# SUPPLIED ENTRIES start
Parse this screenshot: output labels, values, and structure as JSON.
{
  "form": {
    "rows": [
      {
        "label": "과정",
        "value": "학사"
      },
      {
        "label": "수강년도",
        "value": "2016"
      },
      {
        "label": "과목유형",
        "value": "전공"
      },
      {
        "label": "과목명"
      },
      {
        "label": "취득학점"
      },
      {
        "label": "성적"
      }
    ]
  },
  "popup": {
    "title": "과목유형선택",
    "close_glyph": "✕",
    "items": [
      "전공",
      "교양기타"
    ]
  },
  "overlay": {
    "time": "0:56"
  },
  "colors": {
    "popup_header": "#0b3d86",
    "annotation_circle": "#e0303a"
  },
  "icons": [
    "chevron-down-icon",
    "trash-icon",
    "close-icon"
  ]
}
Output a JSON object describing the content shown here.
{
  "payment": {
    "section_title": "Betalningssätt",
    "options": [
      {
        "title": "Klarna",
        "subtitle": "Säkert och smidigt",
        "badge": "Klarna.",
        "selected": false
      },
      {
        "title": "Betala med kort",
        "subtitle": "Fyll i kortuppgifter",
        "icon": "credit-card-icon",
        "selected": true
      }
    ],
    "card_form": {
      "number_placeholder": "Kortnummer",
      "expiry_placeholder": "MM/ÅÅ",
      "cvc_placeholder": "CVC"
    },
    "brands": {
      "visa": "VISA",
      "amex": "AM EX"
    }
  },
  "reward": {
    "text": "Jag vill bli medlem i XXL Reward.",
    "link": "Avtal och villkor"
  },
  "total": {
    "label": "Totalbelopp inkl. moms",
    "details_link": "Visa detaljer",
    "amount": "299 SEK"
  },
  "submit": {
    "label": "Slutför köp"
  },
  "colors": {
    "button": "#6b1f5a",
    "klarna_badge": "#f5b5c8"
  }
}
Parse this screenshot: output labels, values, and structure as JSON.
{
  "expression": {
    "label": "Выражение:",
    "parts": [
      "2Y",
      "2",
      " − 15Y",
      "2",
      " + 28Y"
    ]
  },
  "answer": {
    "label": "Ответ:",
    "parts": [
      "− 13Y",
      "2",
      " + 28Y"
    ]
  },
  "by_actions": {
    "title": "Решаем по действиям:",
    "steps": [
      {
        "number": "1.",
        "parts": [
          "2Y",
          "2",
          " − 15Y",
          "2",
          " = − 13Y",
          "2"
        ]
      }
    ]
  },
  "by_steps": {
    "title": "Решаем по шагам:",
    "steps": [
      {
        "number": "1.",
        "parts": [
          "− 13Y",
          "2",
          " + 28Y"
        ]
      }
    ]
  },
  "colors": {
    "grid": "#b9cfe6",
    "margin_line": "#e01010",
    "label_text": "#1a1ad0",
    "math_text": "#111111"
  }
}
# SUPPLIED ENTRIES end
EXERCISE DESCRIPTION = Write out all the records above again, exactly as they stand.

SOLUTION BELOW =
Parse this screenshot: output labels, values, and structure as JSON.
{
  "form": {
    "rows": [
      {
        "label": "과정",
        "value": "학사"
      },
      {
        "label": "수강년도",
        "value": "2016"
      },
      {
        "label": "과목유형",
        "value": "전공"
      },
      {
        "label": "과목명"
      },
      {
        "label": "취득학점"
      },
      {
        "label": "성적"
      }
    ]
  },
  "popup": {
    "title": "과목유형선택",
    "close_glyph": "✕",
    "items": [
      "전공",
      "교양기타"
    ]
  },
  "overlay": {
    "time": "0:56"
  },
  "colors": {
    "popup_header": "#0b3d86",
    "annotation_circle": "#e0303a"
  },
  "icons": [
    "chevron-down-icon",
    "trash-icon",
    "close-icon"
  ]
}
Output a JSON object describing the content shown here.
{
  "payment": {
    "section_title": "Betalningssätt",
    "options": [
      {
        "title": "Klarna",
        "subtitle": "Säkert och smidigt",
        "badge": "Klarna.",
        "selected": false
      },
      {
        "title": "Betala med kort",
        "subtitle": "Fyll i kortuppgifter",
        "icon": "credit-card-icon",
        "selected": true
      }
    ],
    "card_form": {
      "number_placeholder": "Kortnummer",
      "expiry_placeholder": "MM/ÅÅ",
      "cvc_placeholder": "CVC"
    },
    "brands": {
      "visa": "VISA",
      "amex": "AM EX"
    }
  },
  "reward": {
    "text": "Jag vill bli medlem i XXL Reward.",
    "link": "Avtal och villkor"
  },
  "total": {
    "label": "Totalbelopp inkl. moms",
    "details_link": "Visa detaljer",
    "amount": "299 SEK"
  },
  "submit": {
    "label": "Slutför köp"
  },
  "colors": {
    "button": "#6b1f5a",
    "klarna_badge": "#f5b5c8"
  }
}
Parse this screenshot: output labels, values, and structure as JSON.
{
  "expression": {
    "label": "Выражение:",
    "parts": [
      "2Y",
      "2",
      " − 15Y",
      "2",
      " + 28Y"
    ]
  },
  "answer": {
    "label": "Ответ:",
    "parts": [
      "− 13Y",
      "2",
      " + 28Y"
    ]
  },
  "by_actions": {
    "title": "Решаем по действиям:",
    "steps": [
      {
        "number": "1.",
        "parts": [
          "2Y",
          "2",
          " − 15Y",
          "2",
          " = − 13Y",
          "2"
        ]
      }
    ]
  },
  "by_steps": {
    "title": "Решаем по шагам:",
    "steps": [
      {
        "number": "1.",
        "parts": [
          "− 13Y",
          "2",
          " + 28Y"
        ]
      }
    ]
  },
  "colors": {
    "grid": "#b9cfe6",
    "margin_line": "#e01010",
    "label_text": "#1a1ad0",
    "math_text": "#111111"
  }
}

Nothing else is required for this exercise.